• _Problem description_:
Show all lines holding "nhiêu".

• _Dataset rows_:
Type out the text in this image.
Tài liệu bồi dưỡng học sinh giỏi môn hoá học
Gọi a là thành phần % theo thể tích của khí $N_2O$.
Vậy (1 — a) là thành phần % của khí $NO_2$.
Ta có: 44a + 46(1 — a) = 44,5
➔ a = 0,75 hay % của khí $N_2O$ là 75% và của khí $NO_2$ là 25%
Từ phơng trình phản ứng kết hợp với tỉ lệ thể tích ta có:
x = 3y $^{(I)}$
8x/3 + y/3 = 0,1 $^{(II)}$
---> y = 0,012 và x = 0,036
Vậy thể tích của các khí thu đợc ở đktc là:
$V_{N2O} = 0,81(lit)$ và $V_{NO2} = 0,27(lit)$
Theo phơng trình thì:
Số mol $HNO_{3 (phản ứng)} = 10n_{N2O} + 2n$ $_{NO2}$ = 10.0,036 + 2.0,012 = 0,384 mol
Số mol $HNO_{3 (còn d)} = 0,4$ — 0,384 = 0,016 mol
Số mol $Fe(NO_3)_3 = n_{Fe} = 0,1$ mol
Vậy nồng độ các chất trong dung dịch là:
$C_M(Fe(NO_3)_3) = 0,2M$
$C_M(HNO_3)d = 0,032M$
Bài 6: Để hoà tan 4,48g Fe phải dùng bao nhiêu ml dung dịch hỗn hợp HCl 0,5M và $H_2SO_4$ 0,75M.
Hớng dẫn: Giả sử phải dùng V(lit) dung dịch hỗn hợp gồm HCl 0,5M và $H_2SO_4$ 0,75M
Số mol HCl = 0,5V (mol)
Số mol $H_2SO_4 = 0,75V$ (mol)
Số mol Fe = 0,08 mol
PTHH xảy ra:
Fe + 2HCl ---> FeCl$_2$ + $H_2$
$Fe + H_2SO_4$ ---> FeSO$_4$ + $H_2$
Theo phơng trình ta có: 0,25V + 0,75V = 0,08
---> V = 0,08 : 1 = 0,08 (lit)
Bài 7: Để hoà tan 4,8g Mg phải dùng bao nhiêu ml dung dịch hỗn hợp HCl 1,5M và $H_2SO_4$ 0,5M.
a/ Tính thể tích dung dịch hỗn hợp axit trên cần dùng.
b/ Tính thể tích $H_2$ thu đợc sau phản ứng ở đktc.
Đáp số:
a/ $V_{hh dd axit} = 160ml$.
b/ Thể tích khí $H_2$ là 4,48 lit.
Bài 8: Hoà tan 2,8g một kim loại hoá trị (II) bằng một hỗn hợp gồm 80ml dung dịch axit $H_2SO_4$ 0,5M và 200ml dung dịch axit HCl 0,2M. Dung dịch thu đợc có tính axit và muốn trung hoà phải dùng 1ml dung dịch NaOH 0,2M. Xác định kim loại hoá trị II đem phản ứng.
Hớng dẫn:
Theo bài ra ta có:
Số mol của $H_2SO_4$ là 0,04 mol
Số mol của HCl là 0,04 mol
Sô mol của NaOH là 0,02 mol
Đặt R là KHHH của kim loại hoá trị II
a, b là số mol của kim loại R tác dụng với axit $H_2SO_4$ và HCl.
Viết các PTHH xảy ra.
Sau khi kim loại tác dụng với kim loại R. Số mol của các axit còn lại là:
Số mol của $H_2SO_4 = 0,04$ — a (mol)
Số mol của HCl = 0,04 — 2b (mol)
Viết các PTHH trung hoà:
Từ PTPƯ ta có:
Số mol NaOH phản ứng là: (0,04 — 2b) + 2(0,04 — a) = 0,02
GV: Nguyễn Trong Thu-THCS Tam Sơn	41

• _The result_:
Bài 6: Để hoà tan 4,48g Fe phải dùng bao nhiêu ml dung dịch hỗn hợp HCl 0,5M và $H_2SO_4$ 0,75M.
Bài 7: Để hoà tan 4,8g Mg phải dùng bao nhiêu ml dung dịch hỗn hợp HCl 1,5M và $H_2SO_4$ 0,5M.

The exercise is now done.